Directions | Take every line from the listing below that includes "JSON" and copy it.

Data for this exercise |
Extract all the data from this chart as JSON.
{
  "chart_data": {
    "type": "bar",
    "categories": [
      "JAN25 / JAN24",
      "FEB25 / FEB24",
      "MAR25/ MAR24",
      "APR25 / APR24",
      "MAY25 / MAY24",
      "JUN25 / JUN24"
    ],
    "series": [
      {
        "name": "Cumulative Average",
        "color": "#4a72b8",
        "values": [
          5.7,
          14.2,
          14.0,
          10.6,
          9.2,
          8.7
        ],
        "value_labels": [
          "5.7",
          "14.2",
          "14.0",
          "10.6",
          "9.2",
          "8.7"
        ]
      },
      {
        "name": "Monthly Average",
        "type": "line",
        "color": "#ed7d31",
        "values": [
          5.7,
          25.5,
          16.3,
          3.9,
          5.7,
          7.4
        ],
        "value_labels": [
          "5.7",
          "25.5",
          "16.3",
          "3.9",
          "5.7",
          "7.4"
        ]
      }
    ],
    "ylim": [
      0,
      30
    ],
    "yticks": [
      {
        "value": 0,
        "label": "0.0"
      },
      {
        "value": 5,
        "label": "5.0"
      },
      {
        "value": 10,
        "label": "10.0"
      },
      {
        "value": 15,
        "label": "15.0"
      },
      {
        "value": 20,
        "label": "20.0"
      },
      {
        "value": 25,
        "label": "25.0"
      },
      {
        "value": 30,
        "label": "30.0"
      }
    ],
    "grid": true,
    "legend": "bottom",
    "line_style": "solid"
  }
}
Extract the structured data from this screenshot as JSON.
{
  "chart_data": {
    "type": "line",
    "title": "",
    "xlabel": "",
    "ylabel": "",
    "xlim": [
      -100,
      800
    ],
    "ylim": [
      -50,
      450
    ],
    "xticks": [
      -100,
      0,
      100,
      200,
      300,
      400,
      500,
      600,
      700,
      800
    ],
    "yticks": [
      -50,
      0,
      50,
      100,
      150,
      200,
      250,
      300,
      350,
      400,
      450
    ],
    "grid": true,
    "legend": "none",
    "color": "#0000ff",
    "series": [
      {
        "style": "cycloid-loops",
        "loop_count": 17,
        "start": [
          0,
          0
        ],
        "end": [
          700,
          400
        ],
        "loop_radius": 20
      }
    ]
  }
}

The completed task |
Extract all the data from this chart as JSON.
Extract the structured data from this screenshot as JSON.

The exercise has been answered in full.